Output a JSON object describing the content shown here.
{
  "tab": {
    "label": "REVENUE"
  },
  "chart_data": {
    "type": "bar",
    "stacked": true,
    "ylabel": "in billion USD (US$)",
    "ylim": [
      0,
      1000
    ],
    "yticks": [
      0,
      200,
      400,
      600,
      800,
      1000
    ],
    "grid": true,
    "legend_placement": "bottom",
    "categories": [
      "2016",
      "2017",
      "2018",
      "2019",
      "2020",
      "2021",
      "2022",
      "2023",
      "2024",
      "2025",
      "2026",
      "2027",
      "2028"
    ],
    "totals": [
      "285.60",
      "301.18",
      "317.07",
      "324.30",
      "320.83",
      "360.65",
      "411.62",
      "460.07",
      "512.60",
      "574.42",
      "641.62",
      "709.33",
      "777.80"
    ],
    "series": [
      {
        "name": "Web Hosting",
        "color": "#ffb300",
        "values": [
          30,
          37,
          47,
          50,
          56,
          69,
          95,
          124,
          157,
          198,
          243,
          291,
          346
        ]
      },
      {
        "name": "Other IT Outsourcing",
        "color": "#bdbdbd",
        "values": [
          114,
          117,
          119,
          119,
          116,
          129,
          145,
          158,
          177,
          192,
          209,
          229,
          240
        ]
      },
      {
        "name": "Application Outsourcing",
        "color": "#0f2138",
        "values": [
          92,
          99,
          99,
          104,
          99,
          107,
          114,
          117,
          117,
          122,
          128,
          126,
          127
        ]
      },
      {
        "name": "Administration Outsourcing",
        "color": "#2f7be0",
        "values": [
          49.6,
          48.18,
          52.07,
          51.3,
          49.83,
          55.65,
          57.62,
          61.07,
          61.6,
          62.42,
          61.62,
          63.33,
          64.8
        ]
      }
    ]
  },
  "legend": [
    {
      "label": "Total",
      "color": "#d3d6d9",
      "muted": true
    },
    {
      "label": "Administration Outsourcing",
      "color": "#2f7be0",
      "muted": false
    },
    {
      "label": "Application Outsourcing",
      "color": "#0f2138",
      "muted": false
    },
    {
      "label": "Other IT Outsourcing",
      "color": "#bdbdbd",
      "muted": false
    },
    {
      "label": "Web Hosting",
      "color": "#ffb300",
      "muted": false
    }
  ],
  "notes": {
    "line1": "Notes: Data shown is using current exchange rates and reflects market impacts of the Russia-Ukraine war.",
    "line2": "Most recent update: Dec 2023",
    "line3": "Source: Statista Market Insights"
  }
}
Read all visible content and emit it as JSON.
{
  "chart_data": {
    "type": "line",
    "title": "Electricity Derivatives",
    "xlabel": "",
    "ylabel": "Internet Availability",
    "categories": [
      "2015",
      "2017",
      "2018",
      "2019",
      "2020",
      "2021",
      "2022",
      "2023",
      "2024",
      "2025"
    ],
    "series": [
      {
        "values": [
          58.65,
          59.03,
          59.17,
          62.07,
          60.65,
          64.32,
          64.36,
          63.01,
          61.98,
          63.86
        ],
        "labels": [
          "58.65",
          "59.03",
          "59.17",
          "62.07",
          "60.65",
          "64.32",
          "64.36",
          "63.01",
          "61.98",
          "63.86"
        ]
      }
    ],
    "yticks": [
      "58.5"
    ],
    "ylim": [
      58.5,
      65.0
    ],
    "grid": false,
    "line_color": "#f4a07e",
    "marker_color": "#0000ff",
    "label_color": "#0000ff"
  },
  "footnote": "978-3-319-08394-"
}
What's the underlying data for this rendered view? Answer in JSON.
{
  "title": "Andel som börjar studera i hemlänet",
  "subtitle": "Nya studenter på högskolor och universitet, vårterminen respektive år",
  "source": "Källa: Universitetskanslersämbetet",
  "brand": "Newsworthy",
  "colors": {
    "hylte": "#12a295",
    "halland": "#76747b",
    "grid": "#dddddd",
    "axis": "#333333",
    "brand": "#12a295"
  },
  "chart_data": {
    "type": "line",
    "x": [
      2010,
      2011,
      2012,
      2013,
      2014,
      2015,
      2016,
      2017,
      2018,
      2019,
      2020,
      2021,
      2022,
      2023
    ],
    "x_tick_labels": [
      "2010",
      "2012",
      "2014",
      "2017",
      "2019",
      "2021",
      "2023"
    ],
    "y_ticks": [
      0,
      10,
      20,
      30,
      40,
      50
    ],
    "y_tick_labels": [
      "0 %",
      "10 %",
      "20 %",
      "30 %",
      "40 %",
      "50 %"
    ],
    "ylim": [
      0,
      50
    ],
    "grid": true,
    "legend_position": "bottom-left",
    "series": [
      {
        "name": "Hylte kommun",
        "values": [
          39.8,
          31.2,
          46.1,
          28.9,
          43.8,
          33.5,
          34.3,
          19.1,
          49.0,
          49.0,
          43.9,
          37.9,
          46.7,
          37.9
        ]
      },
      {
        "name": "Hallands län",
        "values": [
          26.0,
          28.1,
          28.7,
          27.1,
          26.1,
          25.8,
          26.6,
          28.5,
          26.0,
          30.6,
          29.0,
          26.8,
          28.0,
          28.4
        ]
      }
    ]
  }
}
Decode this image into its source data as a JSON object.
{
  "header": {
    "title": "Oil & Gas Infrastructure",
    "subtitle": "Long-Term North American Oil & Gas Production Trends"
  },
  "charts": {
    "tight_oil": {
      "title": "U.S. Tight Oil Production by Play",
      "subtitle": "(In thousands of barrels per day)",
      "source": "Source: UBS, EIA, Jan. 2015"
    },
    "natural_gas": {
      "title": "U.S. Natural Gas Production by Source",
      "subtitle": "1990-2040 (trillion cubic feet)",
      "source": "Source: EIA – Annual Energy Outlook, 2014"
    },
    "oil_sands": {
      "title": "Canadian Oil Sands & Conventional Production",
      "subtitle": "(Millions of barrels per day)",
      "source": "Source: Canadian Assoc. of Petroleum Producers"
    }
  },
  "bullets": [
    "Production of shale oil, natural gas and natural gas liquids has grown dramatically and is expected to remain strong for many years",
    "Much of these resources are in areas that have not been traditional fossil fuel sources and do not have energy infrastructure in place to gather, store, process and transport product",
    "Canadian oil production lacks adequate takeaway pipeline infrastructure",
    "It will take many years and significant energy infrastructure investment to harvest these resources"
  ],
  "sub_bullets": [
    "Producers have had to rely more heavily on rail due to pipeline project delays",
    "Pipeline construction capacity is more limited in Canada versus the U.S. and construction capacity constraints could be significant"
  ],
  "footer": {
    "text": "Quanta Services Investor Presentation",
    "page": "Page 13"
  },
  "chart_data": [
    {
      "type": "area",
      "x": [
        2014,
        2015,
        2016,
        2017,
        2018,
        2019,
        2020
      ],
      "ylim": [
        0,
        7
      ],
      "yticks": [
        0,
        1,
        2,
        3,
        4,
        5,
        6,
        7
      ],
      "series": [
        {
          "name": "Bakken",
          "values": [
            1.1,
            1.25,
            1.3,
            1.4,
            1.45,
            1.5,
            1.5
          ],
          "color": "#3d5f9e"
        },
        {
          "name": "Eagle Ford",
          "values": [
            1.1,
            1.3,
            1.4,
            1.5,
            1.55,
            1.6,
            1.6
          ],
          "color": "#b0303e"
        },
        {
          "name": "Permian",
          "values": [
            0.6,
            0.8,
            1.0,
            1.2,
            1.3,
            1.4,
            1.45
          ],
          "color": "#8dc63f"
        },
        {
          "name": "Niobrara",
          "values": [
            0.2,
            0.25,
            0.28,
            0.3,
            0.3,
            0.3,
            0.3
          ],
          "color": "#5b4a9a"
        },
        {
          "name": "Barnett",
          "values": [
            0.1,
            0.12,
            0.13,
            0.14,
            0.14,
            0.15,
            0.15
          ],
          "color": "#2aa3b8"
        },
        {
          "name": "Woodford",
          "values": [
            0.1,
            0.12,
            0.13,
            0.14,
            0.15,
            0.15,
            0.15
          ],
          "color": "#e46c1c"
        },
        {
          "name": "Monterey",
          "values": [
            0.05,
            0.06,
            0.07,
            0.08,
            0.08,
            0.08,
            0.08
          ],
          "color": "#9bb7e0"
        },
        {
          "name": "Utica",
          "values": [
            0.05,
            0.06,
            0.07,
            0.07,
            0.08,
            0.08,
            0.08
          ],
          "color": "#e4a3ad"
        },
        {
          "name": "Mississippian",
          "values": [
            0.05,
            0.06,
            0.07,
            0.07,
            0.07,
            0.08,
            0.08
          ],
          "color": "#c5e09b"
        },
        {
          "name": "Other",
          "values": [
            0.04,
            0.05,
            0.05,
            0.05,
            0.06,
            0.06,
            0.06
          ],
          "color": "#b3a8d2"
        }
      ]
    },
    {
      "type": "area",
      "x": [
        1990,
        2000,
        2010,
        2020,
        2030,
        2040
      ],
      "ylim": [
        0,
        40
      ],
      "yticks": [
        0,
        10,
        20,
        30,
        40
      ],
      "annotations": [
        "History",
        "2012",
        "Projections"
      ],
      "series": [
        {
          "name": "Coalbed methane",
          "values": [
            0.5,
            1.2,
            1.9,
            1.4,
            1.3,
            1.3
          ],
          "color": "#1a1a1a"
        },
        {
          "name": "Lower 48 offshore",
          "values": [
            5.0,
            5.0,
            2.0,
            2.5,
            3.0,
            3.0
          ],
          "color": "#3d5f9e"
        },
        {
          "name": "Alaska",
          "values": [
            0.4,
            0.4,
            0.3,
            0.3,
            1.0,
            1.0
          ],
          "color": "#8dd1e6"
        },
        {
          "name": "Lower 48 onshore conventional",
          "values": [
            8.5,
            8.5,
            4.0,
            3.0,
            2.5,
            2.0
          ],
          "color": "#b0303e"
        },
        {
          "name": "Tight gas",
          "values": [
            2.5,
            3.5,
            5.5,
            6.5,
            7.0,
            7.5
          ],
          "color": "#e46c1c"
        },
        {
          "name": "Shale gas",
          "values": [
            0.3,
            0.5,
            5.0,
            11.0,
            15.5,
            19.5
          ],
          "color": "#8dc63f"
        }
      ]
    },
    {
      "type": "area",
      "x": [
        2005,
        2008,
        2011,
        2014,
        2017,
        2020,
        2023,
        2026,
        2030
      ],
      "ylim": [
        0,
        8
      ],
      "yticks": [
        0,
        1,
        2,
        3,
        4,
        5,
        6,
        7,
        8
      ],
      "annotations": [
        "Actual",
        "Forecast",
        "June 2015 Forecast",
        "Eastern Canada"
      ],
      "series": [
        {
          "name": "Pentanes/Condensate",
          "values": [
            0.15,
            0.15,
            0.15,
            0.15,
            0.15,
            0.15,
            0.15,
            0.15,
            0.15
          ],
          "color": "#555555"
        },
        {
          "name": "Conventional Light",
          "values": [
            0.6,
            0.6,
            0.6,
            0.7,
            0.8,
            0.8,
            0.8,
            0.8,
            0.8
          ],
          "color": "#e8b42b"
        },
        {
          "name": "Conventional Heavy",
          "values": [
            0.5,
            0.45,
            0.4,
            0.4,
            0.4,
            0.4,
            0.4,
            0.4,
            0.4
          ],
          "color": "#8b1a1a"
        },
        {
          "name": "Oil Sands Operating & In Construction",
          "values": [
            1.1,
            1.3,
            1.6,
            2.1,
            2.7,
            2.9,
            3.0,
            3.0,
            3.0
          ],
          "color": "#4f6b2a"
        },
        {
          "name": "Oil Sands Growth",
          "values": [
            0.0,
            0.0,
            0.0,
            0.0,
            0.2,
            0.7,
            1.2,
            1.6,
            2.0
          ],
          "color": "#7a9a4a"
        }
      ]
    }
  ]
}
--------
GIVEN EXERCISE
Tell how many lines of the data include the word "more", and nothing else.

RESULT OF THE EXERCISE
2